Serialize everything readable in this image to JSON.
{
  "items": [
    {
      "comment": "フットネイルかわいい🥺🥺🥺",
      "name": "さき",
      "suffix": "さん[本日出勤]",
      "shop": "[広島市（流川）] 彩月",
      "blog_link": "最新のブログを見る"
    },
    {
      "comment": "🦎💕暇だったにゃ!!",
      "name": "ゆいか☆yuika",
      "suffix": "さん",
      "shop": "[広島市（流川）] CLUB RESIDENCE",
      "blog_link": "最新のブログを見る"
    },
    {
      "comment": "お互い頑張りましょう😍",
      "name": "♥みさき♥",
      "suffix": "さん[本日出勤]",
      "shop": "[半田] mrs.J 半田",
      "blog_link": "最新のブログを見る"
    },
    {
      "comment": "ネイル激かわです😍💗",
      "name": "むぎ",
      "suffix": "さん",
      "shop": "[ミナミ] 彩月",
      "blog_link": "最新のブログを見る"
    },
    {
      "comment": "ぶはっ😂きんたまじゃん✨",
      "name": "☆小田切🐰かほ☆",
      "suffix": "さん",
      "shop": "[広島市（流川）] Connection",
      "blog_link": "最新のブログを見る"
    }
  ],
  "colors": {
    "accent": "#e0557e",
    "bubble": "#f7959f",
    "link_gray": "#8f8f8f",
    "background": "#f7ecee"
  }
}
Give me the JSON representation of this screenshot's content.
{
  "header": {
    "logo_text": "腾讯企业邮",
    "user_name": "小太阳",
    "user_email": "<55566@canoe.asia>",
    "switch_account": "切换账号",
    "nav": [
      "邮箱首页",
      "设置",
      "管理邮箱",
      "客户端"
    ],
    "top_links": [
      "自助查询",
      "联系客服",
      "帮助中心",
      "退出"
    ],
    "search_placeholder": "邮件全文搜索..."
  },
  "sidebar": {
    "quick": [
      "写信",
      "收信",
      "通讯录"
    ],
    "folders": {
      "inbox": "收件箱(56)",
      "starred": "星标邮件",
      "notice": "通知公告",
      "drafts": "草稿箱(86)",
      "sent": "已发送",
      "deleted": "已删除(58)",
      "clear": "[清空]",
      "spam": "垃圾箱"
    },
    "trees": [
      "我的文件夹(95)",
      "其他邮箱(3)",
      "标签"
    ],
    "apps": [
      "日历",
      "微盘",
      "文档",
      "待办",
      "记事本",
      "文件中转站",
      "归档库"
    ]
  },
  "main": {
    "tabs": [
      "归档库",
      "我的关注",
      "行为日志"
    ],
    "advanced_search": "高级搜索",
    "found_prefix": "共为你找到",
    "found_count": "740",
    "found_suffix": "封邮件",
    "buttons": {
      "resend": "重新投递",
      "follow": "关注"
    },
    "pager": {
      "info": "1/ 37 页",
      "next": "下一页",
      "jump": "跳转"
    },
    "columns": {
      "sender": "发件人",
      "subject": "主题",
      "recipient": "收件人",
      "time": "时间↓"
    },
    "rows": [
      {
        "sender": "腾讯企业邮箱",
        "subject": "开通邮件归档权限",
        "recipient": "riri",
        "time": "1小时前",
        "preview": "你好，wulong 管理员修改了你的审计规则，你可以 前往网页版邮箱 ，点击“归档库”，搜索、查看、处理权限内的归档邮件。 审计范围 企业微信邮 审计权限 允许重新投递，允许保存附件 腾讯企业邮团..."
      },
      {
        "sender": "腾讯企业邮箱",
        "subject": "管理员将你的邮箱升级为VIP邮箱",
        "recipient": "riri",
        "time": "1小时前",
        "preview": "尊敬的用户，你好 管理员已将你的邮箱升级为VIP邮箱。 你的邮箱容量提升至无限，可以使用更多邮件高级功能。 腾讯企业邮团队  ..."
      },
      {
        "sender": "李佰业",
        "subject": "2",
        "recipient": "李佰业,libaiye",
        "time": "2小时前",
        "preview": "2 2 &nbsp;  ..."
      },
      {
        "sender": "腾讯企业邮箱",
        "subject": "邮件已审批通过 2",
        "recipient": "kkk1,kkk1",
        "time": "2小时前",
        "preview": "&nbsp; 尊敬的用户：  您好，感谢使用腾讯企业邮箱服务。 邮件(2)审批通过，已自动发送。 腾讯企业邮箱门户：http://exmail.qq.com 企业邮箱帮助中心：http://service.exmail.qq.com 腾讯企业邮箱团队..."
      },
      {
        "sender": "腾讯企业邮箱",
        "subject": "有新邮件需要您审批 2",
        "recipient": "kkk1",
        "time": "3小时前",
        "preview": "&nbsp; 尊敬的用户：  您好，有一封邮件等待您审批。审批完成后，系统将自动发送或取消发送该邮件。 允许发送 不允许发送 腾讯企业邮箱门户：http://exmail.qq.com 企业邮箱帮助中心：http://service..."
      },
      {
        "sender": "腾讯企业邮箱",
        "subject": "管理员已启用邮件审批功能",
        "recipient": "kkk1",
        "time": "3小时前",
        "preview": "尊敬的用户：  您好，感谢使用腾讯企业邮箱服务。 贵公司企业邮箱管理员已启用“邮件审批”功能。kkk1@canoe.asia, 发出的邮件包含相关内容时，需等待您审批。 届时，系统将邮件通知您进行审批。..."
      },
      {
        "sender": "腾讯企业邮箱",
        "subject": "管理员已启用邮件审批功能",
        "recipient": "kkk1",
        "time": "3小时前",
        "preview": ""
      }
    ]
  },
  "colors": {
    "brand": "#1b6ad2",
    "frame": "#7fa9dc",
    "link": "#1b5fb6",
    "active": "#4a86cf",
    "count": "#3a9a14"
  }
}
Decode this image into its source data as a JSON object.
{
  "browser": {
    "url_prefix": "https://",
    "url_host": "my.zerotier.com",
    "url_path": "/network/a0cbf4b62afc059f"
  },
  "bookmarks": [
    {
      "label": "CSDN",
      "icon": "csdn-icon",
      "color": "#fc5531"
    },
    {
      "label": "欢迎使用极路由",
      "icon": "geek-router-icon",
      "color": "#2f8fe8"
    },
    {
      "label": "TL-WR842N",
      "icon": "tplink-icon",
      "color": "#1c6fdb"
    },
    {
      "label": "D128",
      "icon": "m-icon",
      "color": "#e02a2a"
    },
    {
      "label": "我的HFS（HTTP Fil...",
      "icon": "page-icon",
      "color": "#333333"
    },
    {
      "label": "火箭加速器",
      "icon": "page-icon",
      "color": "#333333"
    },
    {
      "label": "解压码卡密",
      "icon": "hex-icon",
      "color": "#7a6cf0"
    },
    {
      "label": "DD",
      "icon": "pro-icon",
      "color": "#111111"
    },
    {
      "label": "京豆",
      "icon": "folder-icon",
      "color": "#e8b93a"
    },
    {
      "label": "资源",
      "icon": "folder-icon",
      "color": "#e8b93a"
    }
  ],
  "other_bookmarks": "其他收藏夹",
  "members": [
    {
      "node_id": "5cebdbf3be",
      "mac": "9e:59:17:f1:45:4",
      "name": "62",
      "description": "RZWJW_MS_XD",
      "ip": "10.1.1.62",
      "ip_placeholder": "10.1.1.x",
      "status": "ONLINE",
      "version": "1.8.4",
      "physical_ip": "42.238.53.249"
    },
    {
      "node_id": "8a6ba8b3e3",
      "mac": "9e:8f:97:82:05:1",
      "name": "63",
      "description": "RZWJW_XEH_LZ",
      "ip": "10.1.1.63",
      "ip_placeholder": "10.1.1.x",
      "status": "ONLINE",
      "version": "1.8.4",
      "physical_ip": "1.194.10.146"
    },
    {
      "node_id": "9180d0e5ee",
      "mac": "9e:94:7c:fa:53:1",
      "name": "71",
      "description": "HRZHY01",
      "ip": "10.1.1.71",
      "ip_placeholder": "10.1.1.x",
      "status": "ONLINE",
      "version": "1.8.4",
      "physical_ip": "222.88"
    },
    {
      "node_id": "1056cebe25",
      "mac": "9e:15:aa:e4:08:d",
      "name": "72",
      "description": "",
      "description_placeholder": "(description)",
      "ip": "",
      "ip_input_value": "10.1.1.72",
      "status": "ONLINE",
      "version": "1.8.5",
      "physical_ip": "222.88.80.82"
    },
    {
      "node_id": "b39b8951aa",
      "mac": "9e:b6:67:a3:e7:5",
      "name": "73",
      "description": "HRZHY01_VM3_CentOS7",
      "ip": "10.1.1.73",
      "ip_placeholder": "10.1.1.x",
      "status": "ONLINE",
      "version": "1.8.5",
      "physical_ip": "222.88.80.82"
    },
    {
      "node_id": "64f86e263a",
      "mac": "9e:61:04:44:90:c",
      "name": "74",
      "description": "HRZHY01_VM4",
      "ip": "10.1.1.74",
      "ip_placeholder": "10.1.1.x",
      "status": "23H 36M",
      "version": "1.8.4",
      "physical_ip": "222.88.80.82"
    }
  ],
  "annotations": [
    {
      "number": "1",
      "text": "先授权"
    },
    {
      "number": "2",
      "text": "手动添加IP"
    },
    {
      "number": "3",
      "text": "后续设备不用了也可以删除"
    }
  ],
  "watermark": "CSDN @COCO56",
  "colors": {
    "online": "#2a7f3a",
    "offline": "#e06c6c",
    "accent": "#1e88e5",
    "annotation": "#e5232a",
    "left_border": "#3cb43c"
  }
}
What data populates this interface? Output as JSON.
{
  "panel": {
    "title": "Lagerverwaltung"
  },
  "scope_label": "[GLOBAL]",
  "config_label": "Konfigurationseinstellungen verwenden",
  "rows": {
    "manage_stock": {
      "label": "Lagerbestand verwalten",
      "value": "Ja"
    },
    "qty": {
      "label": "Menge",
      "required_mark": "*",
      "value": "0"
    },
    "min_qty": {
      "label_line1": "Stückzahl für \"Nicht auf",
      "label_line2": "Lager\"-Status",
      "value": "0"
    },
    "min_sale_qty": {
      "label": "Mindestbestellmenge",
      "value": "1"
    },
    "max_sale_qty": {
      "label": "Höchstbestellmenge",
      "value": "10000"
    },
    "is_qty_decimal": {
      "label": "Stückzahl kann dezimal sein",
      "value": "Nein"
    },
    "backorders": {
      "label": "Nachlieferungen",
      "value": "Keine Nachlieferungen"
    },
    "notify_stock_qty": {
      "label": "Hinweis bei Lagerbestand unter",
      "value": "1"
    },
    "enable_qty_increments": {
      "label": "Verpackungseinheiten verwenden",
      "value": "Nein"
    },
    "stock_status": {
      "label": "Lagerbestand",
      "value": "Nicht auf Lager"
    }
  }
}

-------

Exercise: Report how many lines of the entries hold the word "企业邮箱帮助中心". Nothing else is needed.

Correct response: 2